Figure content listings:
- - - - -

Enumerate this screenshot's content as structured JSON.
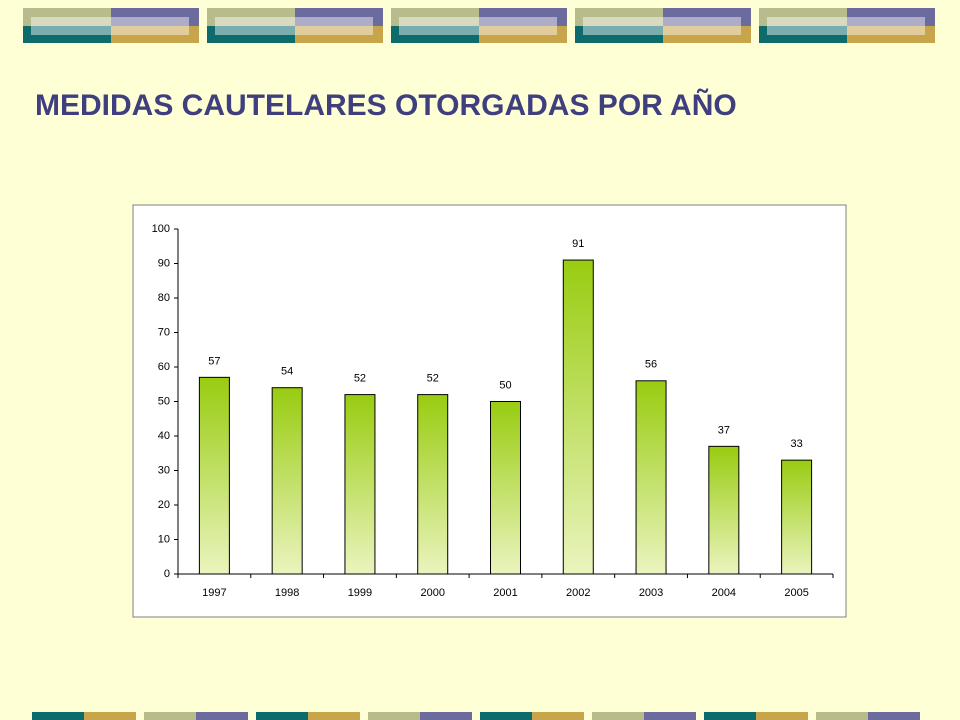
{
  "chart_data": {
    "type": "bar",
    "title": "MEDIDAS CAUTELARES OTORGADAS POR AÑO",
    "categories": [
      "1997",
      "1998",
      "1999",
      "2000",
      "2001",
      "2002",
      "2003",
      "2004",
      "2005"
    ],
    "values": [
      57,
      54,
      52,
      52,
      50,
      91,
      56,
      37,
      33
    ],
    "color": "#99CC11",
    "ylim": [
      0,
      100
    ],
    "yticks": [
      0,
      10,
      20,
      30,
      40,
      50,
      60,
      70,
      80,
      90,
      100
    ],
    "grid": false,
    "data_labels": true
  }
}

- - - - -

TASK TO CARRY OUT: Every entry must be reproduced exactly, with the images left out.

RESPONSE TO THE EXERCISE:
Enumerate this screenshot's content as structured JSON.
{
  "chart_data": {
    "type": "bar",
    "title": "MEDIDAS CAUTELARES OTORGADAS POR AÑO",
    "categories": [
      "1997",
      "1998",
      "1999",
      "2000",
      "2001",
      "2002",
      "2003",
      "2004",
      "2005"
    ],
    "values": [
      57,
      54,
      52,
      52,
      50,
      91,
      56,
      37,
      33
    ],
    "color": "#99CC11",
    "ylim": [
      0,
      100
    ],
    "yticks": [
      0,
      10,
      20,
      30,
      40,
      50,
      60,
      70,
      80,
      90,
      100
    ],
    "grid": false,
    "data_labels": true
  }
}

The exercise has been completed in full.